* [TASK BRIEF] Every record here needs to be written out again exactly.

━━━━━ GIVEN RECORDS

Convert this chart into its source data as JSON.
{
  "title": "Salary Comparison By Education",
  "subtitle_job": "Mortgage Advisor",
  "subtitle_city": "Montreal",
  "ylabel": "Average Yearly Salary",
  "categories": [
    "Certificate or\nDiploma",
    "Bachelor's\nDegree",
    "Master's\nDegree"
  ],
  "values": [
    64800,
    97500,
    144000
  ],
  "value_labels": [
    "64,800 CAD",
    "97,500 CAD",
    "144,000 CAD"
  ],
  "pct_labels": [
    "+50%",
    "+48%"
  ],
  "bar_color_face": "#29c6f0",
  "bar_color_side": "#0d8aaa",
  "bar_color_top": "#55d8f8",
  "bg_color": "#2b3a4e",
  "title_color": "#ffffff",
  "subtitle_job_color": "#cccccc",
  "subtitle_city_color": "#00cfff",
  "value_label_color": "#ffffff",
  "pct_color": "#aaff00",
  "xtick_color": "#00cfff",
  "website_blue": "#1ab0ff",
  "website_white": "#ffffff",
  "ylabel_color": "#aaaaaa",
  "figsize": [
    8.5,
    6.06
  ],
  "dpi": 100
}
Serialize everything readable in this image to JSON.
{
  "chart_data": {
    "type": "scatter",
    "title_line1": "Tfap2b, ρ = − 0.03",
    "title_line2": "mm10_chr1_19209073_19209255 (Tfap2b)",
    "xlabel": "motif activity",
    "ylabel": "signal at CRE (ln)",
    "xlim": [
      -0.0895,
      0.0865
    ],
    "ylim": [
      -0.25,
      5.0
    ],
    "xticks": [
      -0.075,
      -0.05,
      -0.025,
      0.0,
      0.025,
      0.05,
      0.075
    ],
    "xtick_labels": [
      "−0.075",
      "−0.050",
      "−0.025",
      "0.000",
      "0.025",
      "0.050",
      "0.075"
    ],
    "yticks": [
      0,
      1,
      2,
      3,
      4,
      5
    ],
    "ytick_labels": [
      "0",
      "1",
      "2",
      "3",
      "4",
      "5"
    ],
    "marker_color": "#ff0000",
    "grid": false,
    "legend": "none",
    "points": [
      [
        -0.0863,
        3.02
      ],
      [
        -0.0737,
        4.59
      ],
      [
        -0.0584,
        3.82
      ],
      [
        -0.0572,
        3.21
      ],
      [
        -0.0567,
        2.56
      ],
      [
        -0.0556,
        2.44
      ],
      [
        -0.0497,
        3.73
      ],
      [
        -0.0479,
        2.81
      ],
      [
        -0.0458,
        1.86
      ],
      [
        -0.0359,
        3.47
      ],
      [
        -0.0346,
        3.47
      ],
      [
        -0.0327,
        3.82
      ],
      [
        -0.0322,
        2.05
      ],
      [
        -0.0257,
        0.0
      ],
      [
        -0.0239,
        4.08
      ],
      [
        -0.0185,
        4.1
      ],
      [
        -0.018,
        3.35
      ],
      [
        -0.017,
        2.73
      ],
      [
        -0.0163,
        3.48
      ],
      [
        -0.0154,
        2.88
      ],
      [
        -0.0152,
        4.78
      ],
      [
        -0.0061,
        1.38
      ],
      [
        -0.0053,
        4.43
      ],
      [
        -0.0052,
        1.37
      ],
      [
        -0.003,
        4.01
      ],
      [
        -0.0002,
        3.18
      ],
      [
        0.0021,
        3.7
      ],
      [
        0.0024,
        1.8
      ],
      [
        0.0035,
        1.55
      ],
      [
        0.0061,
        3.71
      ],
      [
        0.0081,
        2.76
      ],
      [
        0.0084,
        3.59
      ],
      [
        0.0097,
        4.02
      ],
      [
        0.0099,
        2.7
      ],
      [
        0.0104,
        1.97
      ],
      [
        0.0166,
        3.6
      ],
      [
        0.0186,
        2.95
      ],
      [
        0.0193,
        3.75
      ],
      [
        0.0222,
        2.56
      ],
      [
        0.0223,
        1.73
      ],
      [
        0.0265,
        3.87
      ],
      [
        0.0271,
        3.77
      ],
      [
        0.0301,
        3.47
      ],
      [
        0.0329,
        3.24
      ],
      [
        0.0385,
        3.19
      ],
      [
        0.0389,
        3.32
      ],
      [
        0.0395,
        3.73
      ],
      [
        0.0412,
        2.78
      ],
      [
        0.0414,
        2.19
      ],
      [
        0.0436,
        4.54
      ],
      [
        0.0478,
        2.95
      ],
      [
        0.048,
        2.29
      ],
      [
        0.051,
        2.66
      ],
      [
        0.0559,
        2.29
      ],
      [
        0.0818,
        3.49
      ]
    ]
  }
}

━━━━━━━━━━

* [WRITTEN SOLUTION]
Convert this chart into its source data as JSON.
{
  "title": "Salary Comparison By Education",
  "subtitle_job": "Mortgage Advisor",
  "subtitle_city": "Montreal",
  "ylabel": "Average Yearly Salary",
  "categories": [
    "Certificate or\nDiploma",
    "Bachelor's\nDegree",
    "Master's\nDegree"
  ],
  "values": [
    64800,
    97500,
    144000
  ],
  "value_labels": [
    "64,800 CAD",
    "97,500 CAD",
    "144,000 CAD"
  ],
  "pct_labels": [
    "+50%",
    "+48%"
  ],
  "bar_color_face": "#29c6f0",
  "bar_color_side": "#0d8aaa",
  "bar_color_top": "#55d8f8",
  "bg_color": "#2b3a4e",
  "title_color": "#ffffff",
  "subtitle_job_color": "#cccccc",
  "subtitle_city_color": "#00cfff",
  "value_label_color": "#ffffff",
  "pct_color": "#aaff00",
  "xtick_color": "#00cfff",
  "website_blue": "#1ab0ff",
  "website_white": "#ffffff",
  "ylabel_color": "#aaaaaa",
  "figsize": [
    8.5,
    6.06
  ],
  "dpi": 100
}
Serialize everything readable in this image to JSON.
{
  "chart_data": {
    "type": "scatter",
    "title_line1": "Tfap2b, ρ = − 0.03",
    "title_line2": "mm10_chr1_19209073_19209255 (Tfap2b)",
    "xlabel": "motif activity",
    "ylabel": "signal at CRE (ln)",
    "xlim": [
      -0.0895,
      0.0865
    ],
    "ylim": [
      -0.25,
      5.0
    ],
    "xticks": [
      -0.075,
      -0.05,
      -0.025,
      0.0,
      0.025,
      0.05,
      0.075
    ],
    "xtick_labels": [
      "−0.075",
      "−0.050",
      "−0.025",
      "0.000",
      "0.025",
      "0.050",
      "0.075"
    ],
    "yticks": [
      0,
      1,
      2,
      3,
      4,
      5
    ],
    "ytick_labels": [
      "0",
      "1",
      "2",
      "3",
      "4",
      "5"
    ],
    "marker_color": "#ff0000",
    "grid": false,
    "legend": "none",
    "points": [
      [
        -0.0863,
        3.02
      ],
      [
        -0.0737,
        4.59
      ],
      [
        -0.0584,
        3.82
      ],
      [
        -0.0572,
        3.21
      ],
      [
        -0.0567,
        2.56
      ],
      [
        -0.0556,
        2.44
      ],
      [
        -0.0497,
        3.73
      ],
      [
        -0.0479,
        2.81
      ],
      [
        -0.0458,
        1.86
      ],
      [
        -0.0359,
        3.47
      ],
      [
        -0.0346,
        3.47
      ],
      [
        -0.0327,
        3.82
      ],
      [
        -0.0322,
        2.05
      ],
      [
        -0.0257,
        0.0
      ],
      [
        -0.0239,
        4.08
      ],
      [
        -0.0185,
        4.1
      ],
      [
        -0.018,
        3.35
      ],
      [
        -0.017,
        2.73
      ],
      [
        -0.0163,
        3.48
      ],
      [
        -0.0154,
        2.88
      ],
      [
        -0.0152,
        4.78
      ],
      [
        -0.0061,
        1.38
      ],
      [
        -0.0053,
        4.43
      ],
      [
        -0.0052,
        1.37
      ],
      [
        -0.003,
        4.01
      ],
      [
        -0.0002,
        3.18
      ],
      [
        0.0021,
        3.7
      ],
      [
        0.0024,
        1.8
      ],
      [
        0.0035,
        1.55
      ],
      [
        0.0061,
        3.71
      ],
      [
        0.0081,
        2.76
      ],
      [
        0.0084,
        3.59
      ],
      [
        0.0097,
        4.02
      ],
      [
        0.0099,
        2.7
      ],
      [
        0.0104,
        1.97
      ],
      [
        0.0166,
        3.6
      ],
      [
        0.0186,
        2.95
      ],
      [
        0.0193,
        3.75
      ],
      [
        0.0222,
        2.56
      ],
      [
        0.0223,
        1.73
      ],
      [
        0.0265,
        3.87
      ],
      [
        0.0271,
        3.77
      ],
      [
        0.0301,
        3.47
      ],
      [
        0.0329,
        3.24
      ],
      [
        0.0385,
        3.19
      ],
      [
        0.0389,
        3.32
      ],
      [
        0.0395,
        3.73
      ],
      [
        0.0412,
        2.78
      ],
      [
        0.0414,
        2.19
      ],
      [
        0.0436,
        4.54
      ],
      [
        0.0478,
        2.95
      ],
      [
        0.048,
        2.29
      ],
      [
        0.051,
        2.66
      ],
      [
        0.0559,
        2.29
      ],
      [
        0.0818,
        3.49
      ]
    ]
  }
}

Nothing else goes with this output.